» Given instruction:
Select the lines of the records containing the word "about" and list them.

- - -

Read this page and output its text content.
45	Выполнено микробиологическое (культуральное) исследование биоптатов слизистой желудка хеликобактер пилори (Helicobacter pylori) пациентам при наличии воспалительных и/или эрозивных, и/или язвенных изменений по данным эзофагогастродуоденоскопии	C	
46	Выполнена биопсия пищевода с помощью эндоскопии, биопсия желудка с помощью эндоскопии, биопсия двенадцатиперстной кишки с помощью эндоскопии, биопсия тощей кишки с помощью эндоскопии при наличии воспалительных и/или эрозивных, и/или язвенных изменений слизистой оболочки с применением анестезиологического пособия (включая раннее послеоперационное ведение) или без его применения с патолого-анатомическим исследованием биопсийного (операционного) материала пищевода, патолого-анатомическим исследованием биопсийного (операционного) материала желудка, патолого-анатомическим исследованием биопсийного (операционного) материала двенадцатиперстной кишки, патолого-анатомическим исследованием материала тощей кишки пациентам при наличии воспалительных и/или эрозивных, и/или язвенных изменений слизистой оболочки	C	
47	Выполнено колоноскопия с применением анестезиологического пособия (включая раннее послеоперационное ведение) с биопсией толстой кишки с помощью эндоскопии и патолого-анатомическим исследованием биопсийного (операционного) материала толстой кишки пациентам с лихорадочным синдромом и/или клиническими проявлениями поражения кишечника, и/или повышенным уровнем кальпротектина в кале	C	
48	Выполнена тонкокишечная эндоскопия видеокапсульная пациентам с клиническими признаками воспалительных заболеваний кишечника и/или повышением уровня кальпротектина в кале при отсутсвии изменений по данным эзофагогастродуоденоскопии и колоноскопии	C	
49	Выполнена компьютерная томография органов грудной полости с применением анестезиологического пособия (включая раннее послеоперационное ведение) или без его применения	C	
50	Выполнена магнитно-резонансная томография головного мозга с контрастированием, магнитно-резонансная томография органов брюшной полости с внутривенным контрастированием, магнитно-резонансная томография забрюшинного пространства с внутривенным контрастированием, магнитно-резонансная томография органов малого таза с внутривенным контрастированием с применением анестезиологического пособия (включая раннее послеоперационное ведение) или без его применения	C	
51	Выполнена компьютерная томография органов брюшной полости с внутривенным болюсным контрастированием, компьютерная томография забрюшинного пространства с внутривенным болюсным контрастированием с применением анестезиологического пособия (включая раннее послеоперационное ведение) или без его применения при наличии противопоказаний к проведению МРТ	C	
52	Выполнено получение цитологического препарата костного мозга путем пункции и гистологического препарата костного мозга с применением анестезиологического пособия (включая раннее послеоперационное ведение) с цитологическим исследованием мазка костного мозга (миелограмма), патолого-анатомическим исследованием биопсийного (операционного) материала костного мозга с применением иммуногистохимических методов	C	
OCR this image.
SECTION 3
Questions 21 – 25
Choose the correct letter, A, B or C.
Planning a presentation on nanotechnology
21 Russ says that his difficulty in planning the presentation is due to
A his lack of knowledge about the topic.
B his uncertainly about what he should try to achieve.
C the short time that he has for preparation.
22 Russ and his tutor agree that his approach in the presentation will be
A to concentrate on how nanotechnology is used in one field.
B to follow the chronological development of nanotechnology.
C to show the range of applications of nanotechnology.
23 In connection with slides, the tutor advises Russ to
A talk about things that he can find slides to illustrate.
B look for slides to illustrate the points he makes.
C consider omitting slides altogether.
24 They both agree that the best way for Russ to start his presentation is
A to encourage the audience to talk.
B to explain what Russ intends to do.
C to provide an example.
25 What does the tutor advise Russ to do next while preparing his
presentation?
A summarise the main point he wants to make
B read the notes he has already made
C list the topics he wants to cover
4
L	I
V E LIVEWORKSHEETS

- - -

» The reply:
A his lack of knowledge about the topic.
B his uncertainly about what he should try to achieve.
A talk about things that he can find slides to illustrate.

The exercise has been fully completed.